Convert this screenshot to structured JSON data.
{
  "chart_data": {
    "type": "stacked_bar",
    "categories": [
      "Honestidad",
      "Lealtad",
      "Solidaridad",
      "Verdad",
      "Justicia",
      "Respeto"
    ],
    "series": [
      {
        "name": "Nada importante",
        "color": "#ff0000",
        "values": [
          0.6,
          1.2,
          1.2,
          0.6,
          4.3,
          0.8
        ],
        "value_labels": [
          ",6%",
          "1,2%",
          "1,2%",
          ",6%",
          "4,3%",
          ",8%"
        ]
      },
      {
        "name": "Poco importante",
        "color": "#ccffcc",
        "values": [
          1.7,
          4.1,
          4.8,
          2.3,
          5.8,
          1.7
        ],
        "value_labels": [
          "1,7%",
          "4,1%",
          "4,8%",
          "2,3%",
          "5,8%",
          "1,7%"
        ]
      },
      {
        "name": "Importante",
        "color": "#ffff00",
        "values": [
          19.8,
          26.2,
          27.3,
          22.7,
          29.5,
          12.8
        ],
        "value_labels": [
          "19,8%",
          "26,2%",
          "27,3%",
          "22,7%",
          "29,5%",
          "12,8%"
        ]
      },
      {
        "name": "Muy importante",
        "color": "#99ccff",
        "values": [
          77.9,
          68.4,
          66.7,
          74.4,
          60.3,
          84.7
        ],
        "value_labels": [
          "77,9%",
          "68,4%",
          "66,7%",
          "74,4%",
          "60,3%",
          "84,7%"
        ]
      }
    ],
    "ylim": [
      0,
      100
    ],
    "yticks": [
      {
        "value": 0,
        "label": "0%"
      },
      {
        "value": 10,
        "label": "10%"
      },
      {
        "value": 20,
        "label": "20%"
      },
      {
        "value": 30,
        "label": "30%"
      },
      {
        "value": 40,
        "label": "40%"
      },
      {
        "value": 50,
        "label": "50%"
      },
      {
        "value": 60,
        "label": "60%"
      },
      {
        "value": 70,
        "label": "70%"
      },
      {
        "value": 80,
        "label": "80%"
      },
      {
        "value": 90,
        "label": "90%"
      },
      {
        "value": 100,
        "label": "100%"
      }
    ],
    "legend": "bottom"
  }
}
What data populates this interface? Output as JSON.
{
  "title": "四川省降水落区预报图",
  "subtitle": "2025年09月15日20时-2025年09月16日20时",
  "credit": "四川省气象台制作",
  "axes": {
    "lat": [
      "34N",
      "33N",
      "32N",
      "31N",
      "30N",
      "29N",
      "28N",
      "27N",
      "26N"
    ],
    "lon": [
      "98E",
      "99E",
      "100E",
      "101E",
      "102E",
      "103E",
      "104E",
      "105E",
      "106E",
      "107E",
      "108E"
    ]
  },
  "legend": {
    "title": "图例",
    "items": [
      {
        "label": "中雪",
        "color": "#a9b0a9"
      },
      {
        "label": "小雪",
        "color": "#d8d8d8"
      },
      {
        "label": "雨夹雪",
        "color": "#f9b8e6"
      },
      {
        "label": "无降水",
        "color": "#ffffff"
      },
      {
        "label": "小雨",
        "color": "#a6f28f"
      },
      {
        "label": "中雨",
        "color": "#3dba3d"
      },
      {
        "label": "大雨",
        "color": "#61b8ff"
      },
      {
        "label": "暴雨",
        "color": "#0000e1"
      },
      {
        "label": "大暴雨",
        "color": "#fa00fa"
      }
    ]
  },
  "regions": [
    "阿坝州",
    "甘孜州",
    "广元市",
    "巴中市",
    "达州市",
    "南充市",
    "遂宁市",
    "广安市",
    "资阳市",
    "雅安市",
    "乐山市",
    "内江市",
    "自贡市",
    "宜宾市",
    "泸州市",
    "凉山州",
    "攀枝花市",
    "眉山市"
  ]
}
****************
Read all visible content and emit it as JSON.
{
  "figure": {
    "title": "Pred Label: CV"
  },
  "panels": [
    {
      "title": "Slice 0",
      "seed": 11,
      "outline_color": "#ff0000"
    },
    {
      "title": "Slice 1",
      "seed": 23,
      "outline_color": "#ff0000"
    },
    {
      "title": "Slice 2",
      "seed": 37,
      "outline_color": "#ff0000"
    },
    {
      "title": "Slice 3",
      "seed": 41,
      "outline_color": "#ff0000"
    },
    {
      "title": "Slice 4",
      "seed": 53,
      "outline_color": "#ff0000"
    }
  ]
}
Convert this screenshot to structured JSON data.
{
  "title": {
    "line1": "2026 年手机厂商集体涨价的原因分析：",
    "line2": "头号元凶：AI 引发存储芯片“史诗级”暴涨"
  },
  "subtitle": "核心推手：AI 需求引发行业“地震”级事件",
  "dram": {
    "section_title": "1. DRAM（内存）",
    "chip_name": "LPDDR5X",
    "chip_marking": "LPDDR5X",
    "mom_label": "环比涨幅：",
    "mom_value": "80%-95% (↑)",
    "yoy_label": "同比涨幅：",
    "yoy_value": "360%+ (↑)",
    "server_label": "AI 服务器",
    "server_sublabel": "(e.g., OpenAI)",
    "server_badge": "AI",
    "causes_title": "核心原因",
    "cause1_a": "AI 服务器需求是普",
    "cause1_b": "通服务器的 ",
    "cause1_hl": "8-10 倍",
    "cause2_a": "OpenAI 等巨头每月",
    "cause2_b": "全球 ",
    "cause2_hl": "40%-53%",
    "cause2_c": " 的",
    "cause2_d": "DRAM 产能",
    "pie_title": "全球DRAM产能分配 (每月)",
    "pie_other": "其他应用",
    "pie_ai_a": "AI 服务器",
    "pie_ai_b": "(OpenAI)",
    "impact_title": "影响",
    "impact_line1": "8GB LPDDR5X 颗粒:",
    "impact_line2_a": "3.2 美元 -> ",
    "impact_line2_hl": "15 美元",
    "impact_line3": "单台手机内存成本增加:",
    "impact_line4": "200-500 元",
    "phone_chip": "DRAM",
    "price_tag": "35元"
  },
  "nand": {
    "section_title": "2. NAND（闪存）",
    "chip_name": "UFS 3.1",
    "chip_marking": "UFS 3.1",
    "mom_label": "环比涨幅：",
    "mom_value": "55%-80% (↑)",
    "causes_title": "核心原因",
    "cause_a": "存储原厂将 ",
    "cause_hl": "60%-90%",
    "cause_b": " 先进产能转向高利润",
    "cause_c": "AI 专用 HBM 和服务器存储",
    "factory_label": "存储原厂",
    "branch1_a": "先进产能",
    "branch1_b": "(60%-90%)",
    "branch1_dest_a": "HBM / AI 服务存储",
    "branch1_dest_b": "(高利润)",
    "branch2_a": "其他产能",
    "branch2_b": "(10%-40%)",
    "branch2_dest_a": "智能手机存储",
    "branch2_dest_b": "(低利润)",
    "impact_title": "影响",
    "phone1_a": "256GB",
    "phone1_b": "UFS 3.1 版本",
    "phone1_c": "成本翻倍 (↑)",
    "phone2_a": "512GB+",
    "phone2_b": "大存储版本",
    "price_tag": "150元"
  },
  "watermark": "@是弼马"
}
****************
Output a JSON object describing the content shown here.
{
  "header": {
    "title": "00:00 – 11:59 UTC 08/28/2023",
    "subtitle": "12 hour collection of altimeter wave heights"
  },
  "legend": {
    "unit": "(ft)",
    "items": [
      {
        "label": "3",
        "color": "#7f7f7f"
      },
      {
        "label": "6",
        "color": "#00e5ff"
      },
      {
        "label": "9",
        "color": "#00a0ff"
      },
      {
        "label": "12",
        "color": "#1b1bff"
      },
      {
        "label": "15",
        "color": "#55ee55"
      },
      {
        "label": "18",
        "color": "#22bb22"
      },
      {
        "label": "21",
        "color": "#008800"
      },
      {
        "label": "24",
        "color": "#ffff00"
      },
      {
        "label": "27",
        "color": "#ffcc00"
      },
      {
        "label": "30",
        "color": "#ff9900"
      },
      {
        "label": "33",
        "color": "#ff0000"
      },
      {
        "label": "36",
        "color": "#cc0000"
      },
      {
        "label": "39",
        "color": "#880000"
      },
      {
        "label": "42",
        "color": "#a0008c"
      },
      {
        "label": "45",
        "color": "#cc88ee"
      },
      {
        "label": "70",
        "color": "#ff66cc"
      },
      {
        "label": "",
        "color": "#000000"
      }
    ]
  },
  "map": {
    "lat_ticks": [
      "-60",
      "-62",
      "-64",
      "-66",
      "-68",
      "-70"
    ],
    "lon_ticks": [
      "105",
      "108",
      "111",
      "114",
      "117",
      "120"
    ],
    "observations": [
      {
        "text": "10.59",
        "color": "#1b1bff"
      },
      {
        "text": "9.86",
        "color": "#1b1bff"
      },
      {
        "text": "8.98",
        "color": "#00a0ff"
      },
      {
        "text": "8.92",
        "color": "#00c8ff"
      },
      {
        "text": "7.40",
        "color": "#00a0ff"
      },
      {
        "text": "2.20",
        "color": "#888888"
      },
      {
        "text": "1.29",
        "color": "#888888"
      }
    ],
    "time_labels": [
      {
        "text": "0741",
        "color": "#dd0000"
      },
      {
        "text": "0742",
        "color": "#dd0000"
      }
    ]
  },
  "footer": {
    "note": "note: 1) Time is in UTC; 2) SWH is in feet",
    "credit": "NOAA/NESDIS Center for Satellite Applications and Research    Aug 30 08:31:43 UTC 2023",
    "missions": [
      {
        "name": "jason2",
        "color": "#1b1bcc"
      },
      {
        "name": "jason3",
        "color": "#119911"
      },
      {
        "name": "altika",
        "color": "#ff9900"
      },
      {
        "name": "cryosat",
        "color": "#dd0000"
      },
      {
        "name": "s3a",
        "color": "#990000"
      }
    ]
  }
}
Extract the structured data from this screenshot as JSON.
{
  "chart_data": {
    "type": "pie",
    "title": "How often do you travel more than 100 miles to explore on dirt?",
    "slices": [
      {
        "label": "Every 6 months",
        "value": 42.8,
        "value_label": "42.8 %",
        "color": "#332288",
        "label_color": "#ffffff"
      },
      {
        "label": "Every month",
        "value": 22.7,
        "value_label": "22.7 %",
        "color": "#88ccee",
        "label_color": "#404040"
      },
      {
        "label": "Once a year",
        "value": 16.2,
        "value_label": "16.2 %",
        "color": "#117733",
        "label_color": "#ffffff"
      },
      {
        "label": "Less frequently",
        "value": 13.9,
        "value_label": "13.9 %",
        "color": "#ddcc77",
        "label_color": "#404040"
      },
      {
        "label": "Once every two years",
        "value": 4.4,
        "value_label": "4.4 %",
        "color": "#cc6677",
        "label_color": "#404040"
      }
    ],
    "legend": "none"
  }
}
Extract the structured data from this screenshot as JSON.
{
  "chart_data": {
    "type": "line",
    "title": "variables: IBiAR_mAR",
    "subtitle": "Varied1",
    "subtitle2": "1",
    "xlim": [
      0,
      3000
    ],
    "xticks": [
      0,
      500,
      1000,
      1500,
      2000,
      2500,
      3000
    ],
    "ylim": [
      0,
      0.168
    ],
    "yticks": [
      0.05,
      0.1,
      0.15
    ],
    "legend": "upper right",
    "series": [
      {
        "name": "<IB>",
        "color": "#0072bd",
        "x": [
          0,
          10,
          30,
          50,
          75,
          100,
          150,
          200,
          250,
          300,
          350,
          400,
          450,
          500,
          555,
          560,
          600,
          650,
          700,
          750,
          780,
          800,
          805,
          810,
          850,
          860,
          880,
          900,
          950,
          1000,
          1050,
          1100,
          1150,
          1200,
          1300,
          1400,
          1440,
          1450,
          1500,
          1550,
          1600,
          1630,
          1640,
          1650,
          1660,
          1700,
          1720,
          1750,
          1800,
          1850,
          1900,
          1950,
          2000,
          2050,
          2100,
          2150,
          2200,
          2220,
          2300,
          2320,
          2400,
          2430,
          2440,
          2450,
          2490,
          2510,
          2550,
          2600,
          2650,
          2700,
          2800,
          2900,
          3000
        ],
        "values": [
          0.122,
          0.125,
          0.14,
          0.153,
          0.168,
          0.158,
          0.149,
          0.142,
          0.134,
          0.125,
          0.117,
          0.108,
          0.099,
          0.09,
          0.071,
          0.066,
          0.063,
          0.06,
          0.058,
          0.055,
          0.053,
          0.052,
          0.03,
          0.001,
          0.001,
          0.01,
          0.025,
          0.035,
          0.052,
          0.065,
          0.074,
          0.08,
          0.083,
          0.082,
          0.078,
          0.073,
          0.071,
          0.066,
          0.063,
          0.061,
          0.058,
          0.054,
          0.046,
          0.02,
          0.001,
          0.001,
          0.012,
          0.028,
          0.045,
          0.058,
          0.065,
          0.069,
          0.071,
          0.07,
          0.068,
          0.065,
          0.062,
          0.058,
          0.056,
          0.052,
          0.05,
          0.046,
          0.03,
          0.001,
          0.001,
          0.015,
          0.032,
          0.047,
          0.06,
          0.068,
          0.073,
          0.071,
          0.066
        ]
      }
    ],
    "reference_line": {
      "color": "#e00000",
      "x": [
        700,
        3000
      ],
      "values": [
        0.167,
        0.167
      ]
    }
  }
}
****************
From the entries above, list each line with "OpenAI" in it.

    "server_sublabel": "(e.g., OpenAI)",
    "cause2_a": "OpenAI 等巨头每月",
    "pie_ai_b": "(OpenAI)",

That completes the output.